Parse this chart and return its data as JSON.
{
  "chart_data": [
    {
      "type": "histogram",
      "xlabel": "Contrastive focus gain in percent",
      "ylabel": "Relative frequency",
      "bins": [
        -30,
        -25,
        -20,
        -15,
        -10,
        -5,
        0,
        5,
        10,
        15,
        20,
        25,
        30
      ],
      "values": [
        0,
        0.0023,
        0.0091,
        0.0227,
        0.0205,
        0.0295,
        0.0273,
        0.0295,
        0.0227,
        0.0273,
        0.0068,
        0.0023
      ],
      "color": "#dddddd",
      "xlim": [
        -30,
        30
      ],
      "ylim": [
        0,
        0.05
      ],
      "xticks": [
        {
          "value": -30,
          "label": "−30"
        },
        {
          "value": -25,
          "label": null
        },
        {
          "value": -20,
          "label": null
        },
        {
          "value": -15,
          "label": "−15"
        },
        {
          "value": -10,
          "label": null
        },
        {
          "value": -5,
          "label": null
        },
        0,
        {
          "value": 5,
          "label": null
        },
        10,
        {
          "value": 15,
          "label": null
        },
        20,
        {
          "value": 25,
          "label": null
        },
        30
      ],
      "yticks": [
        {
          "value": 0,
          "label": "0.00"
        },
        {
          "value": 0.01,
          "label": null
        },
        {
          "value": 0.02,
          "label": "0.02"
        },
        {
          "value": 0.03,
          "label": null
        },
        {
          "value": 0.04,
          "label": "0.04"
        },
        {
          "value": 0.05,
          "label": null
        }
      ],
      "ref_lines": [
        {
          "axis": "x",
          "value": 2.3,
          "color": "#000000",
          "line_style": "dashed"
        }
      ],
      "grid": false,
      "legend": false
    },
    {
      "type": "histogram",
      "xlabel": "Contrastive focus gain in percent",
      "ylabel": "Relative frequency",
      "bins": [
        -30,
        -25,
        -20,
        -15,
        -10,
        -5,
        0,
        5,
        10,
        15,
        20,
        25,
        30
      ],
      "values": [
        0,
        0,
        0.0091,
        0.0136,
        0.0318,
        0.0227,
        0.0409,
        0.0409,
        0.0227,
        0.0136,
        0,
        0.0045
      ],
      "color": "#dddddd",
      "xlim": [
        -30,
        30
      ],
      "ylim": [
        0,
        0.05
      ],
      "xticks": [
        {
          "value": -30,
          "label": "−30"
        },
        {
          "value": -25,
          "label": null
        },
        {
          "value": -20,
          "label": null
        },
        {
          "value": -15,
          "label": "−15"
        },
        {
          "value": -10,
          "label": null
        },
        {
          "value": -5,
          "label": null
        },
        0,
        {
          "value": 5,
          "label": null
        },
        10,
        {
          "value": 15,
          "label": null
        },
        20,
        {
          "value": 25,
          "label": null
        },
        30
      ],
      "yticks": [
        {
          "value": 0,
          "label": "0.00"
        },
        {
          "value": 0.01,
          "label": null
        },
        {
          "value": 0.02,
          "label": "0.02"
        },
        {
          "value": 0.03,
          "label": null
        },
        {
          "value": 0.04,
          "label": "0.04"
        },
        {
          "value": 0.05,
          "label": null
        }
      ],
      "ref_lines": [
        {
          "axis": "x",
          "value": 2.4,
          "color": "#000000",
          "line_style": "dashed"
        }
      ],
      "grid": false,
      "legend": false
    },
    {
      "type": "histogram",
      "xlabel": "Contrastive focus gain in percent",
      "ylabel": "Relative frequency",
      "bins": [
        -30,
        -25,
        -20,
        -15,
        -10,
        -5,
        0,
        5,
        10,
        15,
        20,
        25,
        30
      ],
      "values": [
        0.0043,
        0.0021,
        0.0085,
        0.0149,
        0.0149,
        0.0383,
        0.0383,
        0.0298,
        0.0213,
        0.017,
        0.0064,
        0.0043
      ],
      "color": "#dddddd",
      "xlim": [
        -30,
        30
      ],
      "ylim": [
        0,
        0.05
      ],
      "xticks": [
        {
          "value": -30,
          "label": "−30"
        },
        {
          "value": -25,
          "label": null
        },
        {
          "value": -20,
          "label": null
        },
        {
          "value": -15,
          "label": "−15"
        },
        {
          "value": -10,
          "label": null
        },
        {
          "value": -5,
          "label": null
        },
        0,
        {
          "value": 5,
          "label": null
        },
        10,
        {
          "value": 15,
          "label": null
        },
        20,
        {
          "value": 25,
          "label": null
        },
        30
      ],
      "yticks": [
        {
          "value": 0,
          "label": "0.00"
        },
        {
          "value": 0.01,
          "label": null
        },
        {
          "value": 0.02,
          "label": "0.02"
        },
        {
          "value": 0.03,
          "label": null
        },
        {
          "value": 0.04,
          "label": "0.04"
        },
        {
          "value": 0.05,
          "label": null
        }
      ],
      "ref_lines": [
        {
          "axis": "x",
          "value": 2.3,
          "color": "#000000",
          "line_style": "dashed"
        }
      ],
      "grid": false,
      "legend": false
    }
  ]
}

▸ **WHAT THIS TASK INVOLVES**: Write the listing out again, exactly as shown above.

▸ **WORKED SOLUTION**:
Parse this chart and return its data as JSON.
{
  "chart_data": [
    {
      "type": "histogram",
      "xlabel": "Contrastive focus gain in percent",
      "ylabel": "Relative frequency",
      "bins": [
        -30,
        -25,
        -20,
        -15,
        -10,
        -5,
        0,
        5,
        10,
        15,
        20,
        25,
        30
      ],
      "values": [
        0,
        0.0023,
        0.0091,
        0.0227,
        0.0205,
        0.0295,
        0.0273,
        0.0295,
        0.0227,
        0.0273,
        0.0068,
        0.0023
      ],
      "color": "#dddddd",
      "xlim": [
        -30,
        30
      ],
      "ylim": [
        0,
        0.05
      ],
      "xticks": [
        {
          "value": -30,
          "label": "−30"
        },
        {
          "value": -25,
          "label": null
        },
        {
          "value": -20,
          "label": null
        },
        {
          "value": -15,
          "label": "−15"
        },
        {
          "value": -10,
          "label": null
        },
        {
          "value": -5,
          "label": null
        },
        0,
        {
          "value": 5,
          "label": null
        },
        10,
        {
          "value": 15,
          "label": null
        },
        20,
        {
          "value": 25,
          "label": null
        },
        30
      ],
      "yticks": [
        {
          "value": 0,
          "label": "0.00"
        },
        {
          "value": 0.01,
          "label": null
        },
        {
          "value": 0.02,
          "label": "0.02"
        },
        {
          "value": 0.03,
          "label": null
        },
        {
          "value": 0.04,
          "label": "0.04"
        },
        {
          "value": 0.05,
          "label": null
        }
      ],
      "ref_lines": [
        {
          "axis": "x",
          "value": 2.3,
          "color": "#000000",
          "line_style": "dashed"
        }
      ],
      "grid": false,
      "legend": false
    },
    {
      "type": "histogram",
      "xlabel": "Contrastive focus gain in percent",
      "ylabel": "Relative frequency",
      "bins": [
        -30,
        -25,
        -20,
        -15,
        -10,
        -5,
        0,
        5,
        10,
        15,
        20,
        25,
        30
      ],
      "values": [
        0,
        0,
        0.0091,
        0.0136,
        0.0318,
        0.0227,
        0.0409,
        0.0409,
        0.0227,
        0.0136,
        0,
        0.0045
      ],
      "color": "#dddddd",
      "xlim": [
        -30,
        30
      ],
      "ylim": [
        0,
        0.05
      ],
      "xticks": [
        {
          "value": -30,
          "label": "−30"
        },
        {
          "value": -25,
          "label": null
        },
        {
          "value": -20,
          "label": null
        },
        {
          "value": -15,
          "label": "−15"
        },
        {
          "value": -10,
          "label": null
        },
        {
          "value": -5,
          "label": null
        },
        0,
        {
          "value": 5,
          "label": null
        },
        10,
        {
          "value": 15,
          "label": null
        },
        20,
        {
          "value": 25,
          "label": null
        },
        30
      ],
      "yticks": [
        {
          "value": 0,
          "label": "0.00"
        },
        {
          "value": 0.01,
          "label": null
        },
        {
          "value": 0.02,
          "label": "0.02"
        },
        {
          "value": 0.03,
          "label": null
        },
        {
          "value": 0.04,
          "label": "0.04"
        },
        {
          "value": 0.05,
          "label": null
        }
      ],
      "ref_lines": [
        {
          "axis": "x",
          "value": 2.4,
          "color": "#000000",
          "line_style": "dashed"
        }
      ],
      "grid": false,
      "legend": false
    },
    {
      "type": "histogram",
      "xlabel": "Contrastive focus gain in percent",
      "ylabel": "Relative frequency",
      "bins": [
        -30,
        -25,
        -20,
        -15,
        -10,
        -5,
        0,
        5,
        10,
        15,
        20,
        25,
        30
      ],
      "values": [
        0.0043,
        0.0021,
        0.0085,
        0.0149,
        0.0149,
        0.0383,
        0.0383,
        0.0298,
        0.0213,
        0.017,
        0.0064,
        0.0043
      ],
      "color": "#dddddd",
      "xlim": [
        -30,
        30
      ],
      "ylim": [
        0,
        0.05
      ],
      "xticks": [
        {
          "value": -30,
          "label": "−30"
        },
        {
          "value": -25,
          "label": null
        },
        {
          "value": -20,
          "label": null
        },
        {
          "value": -15,
          "label": "−15"
        },
        {
          "value": -10,
          "label": null
        },
        {
          "value": -5,
          "label": null
        },
        0,
        {
          "value": 5,
          "label": null
        },
        10,
        {
          "value": 15,
          "label": null
        },
        20,
        {
          "value": 25,
          "label": null
        },
        30
      ],
      "yticks": [
        {
          "value": 0,
          "label": "0.00"
        },
        {
          "value": 0.01,
          "label": null
        },
        {
          "value": 0.02,
          "label": "0.02"
        },
        {
          "value": 0.03,
          "label": null
        },
        {
          "value": 0.04,
          "label": "0.04"
        },
        {
          "value": 0.05,
          "label": null
        }
      ],
      "ref_lines": [
        {
          "axis": "x",
          "value": 2.3,
          "color": "#000000",
          "line_style": "dashed"
        }
      ],
      "grid": false,
      "legend": false
    }
  ]
}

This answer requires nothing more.